* [Goal]
All records are to be retyped faithfully and completely.

* [Records for the exercise]
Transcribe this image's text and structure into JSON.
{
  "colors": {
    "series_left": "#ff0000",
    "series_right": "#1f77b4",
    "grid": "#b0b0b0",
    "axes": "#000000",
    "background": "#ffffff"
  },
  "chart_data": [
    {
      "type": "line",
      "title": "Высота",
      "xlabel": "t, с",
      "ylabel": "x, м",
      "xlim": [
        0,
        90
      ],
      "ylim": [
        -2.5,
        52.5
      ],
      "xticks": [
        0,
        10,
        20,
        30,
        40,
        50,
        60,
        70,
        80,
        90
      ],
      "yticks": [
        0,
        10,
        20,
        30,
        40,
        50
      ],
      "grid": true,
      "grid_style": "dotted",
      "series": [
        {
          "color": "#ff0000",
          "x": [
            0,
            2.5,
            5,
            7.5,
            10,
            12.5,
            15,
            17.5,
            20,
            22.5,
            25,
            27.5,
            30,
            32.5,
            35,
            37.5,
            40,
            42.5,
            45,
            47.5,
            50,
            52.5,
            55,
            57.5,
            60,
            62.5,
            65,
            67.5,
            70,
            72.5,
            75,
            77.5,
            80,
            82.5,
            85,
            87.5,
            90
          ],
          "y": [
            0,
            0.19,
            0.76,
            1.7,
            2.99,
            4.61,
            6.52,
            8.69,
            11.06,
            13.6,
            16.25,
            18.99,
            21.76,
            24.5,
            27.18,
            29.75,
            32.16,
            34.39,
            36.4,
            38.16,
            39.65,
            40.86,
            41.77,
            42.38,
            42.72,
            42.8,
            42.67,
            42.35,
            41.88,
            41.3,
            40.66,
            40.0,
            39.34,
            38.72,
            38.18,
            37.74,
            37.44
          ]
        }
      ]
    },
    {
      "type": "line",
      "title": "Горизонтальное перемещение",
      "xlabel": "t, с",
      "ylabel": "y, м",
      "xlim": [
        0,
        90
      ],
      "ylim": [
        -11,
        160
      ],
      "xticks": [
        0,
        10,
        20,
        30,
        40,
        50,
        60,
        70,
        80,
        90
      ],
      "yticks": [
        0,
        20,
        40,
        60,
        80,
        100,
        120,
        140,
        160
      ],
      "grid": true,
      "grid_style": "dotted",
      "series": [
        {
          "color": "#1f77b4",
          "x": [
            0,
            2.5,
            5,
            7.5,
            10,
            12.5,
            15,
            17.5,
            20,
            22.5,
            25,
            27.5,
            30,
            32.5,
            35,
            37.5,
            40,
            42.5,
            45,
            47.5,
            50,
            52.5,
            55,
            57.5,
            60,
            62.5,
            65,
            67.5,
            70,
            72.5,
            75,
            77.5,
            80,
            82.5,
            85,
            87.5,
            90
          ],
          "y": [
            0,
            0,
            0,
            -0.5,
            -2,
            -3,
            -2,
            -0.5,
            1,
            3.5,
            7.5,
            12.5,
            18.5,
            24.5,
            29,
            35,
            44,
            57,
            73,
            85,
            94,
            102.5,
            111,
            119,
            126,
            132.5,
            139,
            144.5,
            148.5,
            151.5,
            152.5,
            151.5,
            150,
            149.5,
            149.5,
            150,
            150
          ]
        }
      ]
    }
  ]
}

* [Answer in full]
Transcribe this image's text and structure into JSON.
{
  "colors": {
    "series_left": "#ff0000",
    "series_right": "#1f77b4",
    "grid": "#b0b0b0",
    "axes": "#000000",
    "background": "#ffffff"
  },
  "chart_data": [
    {
      "type": "line",
      "title": "Высота",
      "xlabel": "t, с",
      "ylabel": "x, м",
      "xlim": [
        0,
        90
      ],
      "ylim": [
        -2.5,
        52.5
      ],
      "xticks": [
        0,
        10,
        20,
        30,
        40,
        50,
        60,
        70,
        80,
        90
      ],
      "yticks": [
        0,
        10,
        20,
        30,
        40,
        50
      ],
      "grid": true,
      "grid_style": "dotted",
      "series": [
        {
          "color": "#ff0000",
          "x": [
            0,
            2.5,
            5,
            7.5,
            10,
            12.5,
            15,
            17.5,
            20,
            22.5,
            25,
            27.5,
            30,
            32.5,
            35,
            37.5,
            40,
            42.5,
            45,
            47.5,
            50,
            52.5,
            55,
            57.5,
            60,
            62.5,
            65,
            67.5,
            70,
            72.5,
            75,
            77.5,
            80,
            82.5,
            85,
            87.5,
            90
          ],
          "y": [
            0,
            0.19,
            0.76,
            1.7,
            2.99,
            4.61,
            6.52,
            8.69,
            11.06,
            13.6,
            16.25,
            18.99,
            21.76,
            24.5,
            27.18,
            29.75,
            32.16,
            34.39,
            36.4,
            38.16,
            39.65,
            40.86,
            41.77,
            42.38,
            42.72,
            42.8,
            42.67,
            42.35,
            41.88,
            41.3,
            40.66,
            40.0,
            39.34,
            38.72,
            38.18,
            37.74,
            37.44
          ]
        }
      ]
    },
    {
      "type": "line",
      "title": "Горизонтальное перемещение",
      "xlabel": "t, с",
      "ylabel": "y, м",
      "xlim": [
        0,
        90
      ],
      "ylim": [
        -11,
        160
      ],
      "xticks": [
        0,
        10,
        20,
        30,
        40,
        50,
        60,
        70,
        80,
        90
      ],
      "yticks": [
        0,
        20,
        40,
        60,
        80,
        100,
        120,
        140,
        160
      ],
      "grid": true,
      "grid_style": "dotted",
      "series": [
        {
          "color": "#1f77b4",
          "x": [
            0,
            2.5,
            5,
            7.5,
            10,
            12.5,
            15,
            17.5,
            20,
            22.5,
            25,
            27.5,
            30,
            32.5,
            35,
            37.5,
            40,
            42.5,
            45,
            47.5,
            50,
            52.5,
            55,
            57.5,
            60,
            62.5,
            65,
            67.5,
            70,
            72.5,
            75,
            77.5,
            80,
            82.5,
            85,
            87.5,
            90
          ],
          "y": [
            0,
            0,
            0,
            -0.5,
            -2,
            -3,
            -2,
            -0.5,
            1,
            3.5,
            7.5,
            12.5,
            18.5,
            24.5,
            29,
            35,
            44,
            57,
            73,
            85,
            94,
            102.5,
            111,
            119,
            126,
            132.5,
            139,
            144.5,
            148.5,
            151.5,
            152.5,
            151.5,
            150,
            149.5,
            149.5,
            150,
            150
          ]
        }
      ]
    }
  ]
}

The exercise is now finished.